WRITTEN REQUEST 1 =>
Answer these questions about the article on the children's climate lawsuit:
(a) On what date did the federal judge issue the decision?
(b) How many pages long is the plaintiffs' complaint?
(c) What do the plaintiffs ask the court to order the defendants to prepare and implement?
WRITTEN REQUEST 2 => Carry on the article about the children's climate lawsuit, starting after "Oh, is that all?"

Judge Planet and the Planeteers

Printed from: https://newbostonpost.com/2016/04/15/judge-planet-and-the-planeteers/

I thought my capacity for shock at judicial activism was exhausted, but an April 8 decision by a federal judge to allow a group of children to sue the federal government to stop climate change literally caused me to burst out laughing. The Left, of course, is giddy.

Plaintiffs’ complaint – all 100 pages of it – and related pleadings contain the usual litany of climate change alarmists’ dire predictions of catastrophe if the planet warms a little – including allegations that climate change will affect their right to vote and ability to bear children (seriously). They pair those warnings with attacks on the U.S. government for allowing fossil fuel production and consumption to increase.

The gist of their case is that the government violates the Constitution by failing to tax fossil fuels more heavily, allowing drilling on federal land, and facilitating the transport of fossil fuels (for example, by approving the construction of natural gas pipelines). The low gas prices consumers currently pay at the pump, and the relatively low electricity prices our industry enjoys in comparison to its global competitors, are apparently violating the moppets’ constitutional rights.

As relief, plaintiffs’ demands are modest: They ask the court to “[o]rder defendants to prepare and implement an enforceable national remedial plan to phase out fossil fuel emissions.”

Oh, is that all?

DATASET ROWS =>
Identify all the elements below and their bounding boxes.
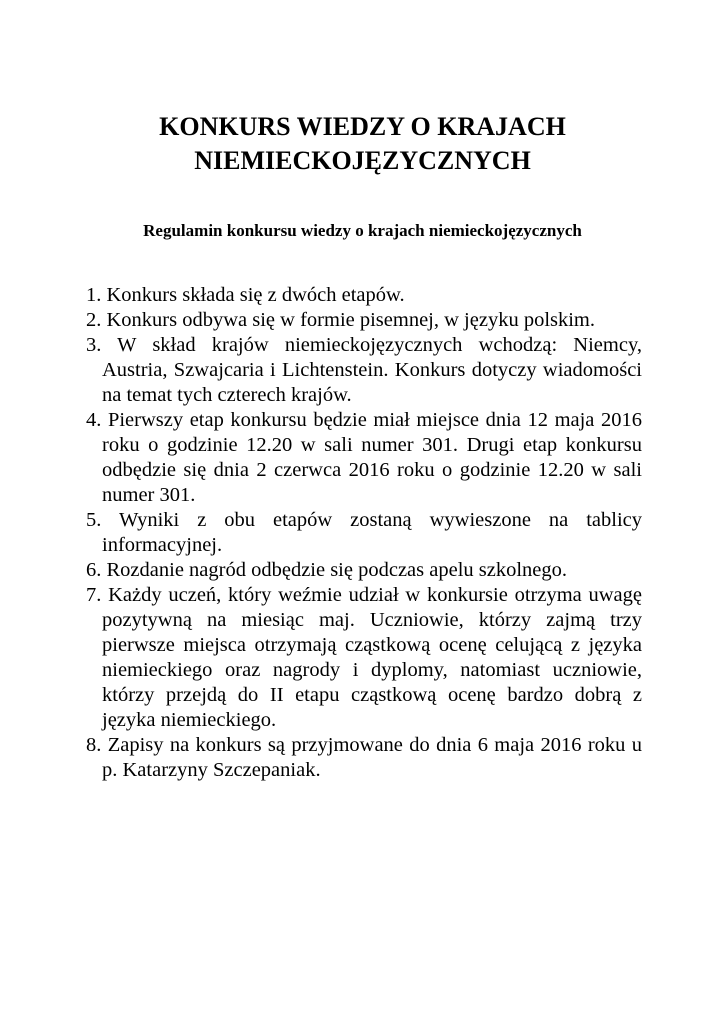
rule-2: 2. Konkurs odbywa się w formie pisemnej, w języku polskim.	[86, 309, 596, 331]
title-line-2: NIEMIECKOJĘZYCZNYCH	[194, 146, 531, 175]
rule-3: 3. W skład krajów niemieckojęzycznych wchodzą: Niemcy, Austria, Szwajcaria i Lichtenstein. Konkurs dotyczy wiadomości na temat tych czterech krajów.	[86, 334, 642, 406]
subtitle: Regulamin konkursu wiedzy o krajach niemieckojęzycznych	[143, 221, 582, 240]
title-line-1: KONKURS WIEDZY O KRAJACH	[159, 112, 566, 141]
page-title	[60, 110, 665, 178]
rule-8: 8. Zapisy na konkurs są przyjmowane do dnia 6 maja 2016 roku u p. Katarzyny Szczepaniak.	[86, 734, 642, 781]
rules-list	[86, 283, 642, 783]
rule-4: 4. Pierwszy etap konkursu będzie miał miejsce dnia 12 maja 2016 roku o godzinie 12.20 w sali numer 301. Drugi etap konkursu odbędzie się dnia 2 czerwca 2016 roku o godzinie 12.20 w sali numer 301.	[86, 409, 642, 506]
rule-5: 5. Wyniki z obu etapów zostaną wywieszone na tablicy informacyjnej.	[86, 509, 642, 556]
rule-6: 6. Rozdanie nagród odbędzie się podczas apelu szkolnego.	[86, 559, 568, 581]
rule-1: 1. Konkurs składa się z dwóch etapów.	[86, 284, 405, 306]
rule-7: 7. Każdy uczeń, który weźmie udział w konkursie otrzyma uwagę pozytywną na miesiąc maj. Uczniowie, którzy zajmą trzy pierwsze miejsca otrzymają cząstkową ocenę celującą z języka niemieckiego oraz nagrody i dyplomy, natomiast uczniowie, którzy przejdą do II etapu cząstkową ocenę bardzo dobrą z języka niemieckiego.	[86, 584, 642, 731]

--

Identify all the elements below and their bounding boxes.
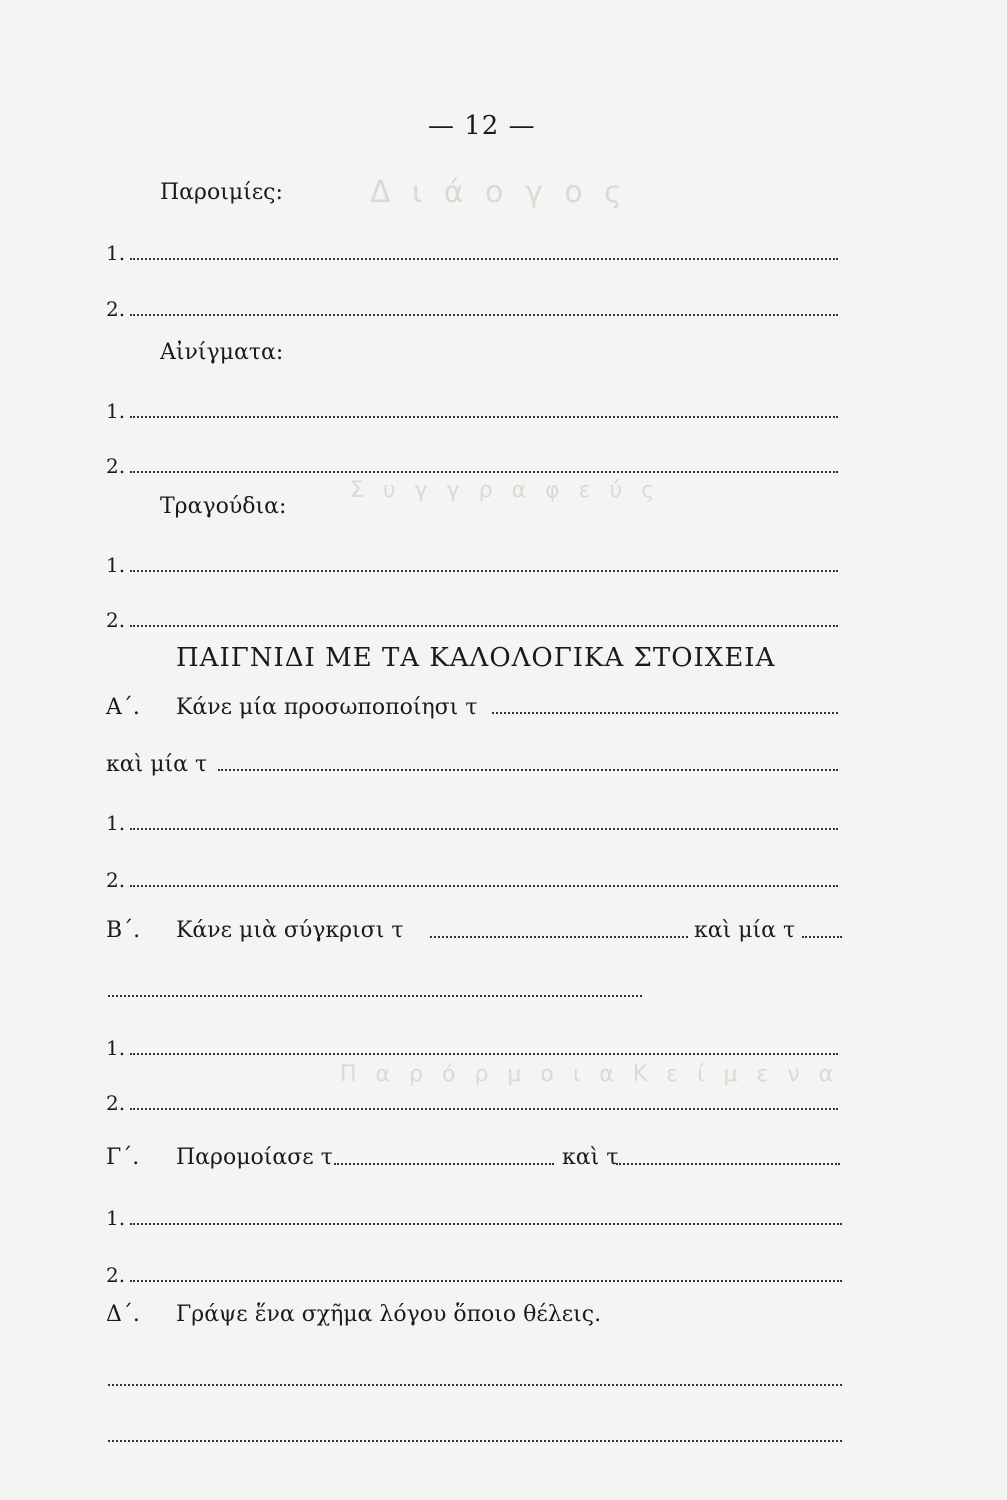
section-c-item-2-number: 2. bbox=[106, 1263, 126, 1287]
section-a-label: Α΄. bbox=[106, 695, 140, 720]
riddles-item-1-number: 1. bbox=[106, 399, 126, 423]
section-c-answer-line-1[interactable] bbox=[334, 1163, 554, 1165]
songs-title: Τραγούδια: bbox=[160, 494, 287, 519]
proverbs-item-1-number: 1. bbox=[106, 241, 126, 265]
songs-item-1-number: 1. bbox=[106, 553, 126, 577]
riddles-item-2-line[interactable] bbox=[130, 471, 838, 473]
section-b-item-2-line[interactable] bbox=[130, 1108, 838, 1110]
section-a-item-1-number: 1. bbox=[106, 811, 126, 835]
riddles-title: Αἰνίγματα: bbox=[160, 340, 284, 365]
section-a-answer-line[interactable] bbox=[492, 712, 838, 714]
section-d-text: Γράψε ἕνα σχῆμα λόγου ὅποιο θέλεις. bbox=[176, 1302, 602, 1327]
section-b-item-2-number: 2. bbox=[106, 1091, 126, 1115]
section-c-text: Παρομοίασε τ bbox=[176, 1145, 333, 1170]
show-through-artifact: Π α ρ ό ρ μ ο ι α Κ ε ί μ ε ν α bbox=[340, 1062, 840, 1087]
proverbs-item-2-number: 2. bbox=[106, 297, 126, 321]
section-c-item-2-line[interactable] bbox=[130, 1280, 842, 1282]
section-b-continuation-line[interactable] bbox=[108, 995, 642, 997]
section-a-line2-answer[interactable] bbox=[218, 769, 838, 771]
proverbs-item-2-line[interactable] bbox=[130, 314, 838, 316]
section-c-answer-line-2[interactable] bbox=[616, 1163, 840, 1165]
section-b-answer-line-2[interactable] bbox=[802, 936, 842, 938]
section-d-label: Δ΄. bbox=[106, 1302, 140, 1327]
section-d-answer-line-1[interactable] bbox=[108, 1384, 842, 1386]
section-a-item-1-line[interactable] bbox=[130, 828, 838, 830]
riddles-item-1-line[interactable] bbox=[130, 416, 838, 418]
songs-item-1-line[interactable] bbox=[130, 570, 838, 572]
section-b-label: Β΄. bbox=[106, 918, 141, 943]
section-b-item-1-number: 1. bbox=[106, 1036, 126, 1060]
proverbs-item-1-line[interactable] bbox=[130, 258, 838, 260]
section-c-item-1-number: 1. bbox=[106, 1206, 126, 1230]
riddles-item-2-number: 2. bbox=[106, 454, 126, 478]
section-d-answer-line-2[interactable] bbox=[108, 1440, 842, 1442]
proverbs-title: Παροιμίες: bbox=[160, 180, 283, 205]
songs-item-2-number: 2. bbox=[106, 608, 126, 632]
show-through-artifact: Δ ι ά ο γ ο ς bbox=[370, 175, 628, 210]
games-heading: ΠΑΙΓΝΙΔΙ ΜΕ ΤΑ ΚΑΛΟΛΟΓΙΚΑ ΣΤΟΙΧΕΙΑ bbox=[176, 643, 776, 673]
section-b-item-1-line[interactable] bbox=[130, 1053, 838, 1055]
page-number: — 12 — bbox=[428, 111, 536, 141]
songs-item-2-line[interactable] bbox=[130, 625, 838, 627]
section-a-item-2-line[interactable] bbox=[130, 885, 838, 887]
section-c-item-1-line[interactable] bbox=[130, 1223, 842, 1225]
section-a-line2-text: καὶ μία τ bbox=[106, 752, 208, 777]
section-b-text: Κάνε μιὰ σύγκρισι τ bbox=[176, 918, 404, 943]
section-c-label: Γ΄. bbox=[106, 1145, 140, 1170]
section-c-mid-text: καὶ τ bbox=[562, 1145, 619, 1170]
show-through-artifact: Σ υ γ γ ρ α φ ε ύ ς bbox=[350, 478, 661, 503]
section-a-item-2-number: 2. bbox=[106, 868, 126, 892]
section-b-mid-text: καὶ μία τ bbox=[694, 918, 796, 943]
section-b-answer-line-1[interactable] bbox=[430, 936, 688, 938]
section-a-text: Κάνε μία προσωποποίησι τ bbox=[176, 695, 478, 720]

RESPONSE 1 =>
(a) April 8
(b) 100 pages
(c) An enforceable national remedial plan to phase out fossil fuel emissions

RESPONSE 2 =>
Those who have given the Constitution even a passing read might be scratching their heads, wondering where it gives courts control over the entire energy economy. Those more familiar with legal history might recall the judiciary’s previous interferences in national economic policy, the now-derided “Lochner era,” and wonder how on Earth (or Gaia) plaintiffs could hope to convince a judge that federal energy policy is subject to judicial control.

Don’t worry, you’re not crazy; the lawsuit is frivolous on its face. Plaintiffs’ claims are explicitly grounded in the same atextual concept of “substantive due process” that underlies Roe v. Wade. That the same constitutional theory is being invoked both to support abortion rights and attack fossil fuel consumption should be confirmation, as if any were needed, that lawyers and judges are just making this stuff up.

The ruling came on a motion by the federal government to have plaintiffs’ complaint dismissed out of hand, before it turns into expensive and time-consuming discovery and a trial. The government reasonably argued that individual plaintiffs cannot seek, through the courts, to seize control over the setting of national economic policy. Rather, where there is an issue – such as, in theory, global climate change – that effects all Americans, it should be settled through the political branches: Congress and the President.

The plaintiff children had an answer to this, which the magistrate judge bought hook, line, and sinker: We are different from other Americans, they argued, because we are children. As the court explained it, the federal government has “‘discounted’ emissions so as to pass on more severe impacts to younger and future generations to allow the present (and older) generations to reap the economic benefits of higher carbon emissions.” In other words, the court should decide an intergenerational dispute between children and their parents over the consumption of natural resources. Again: Oh, is that all?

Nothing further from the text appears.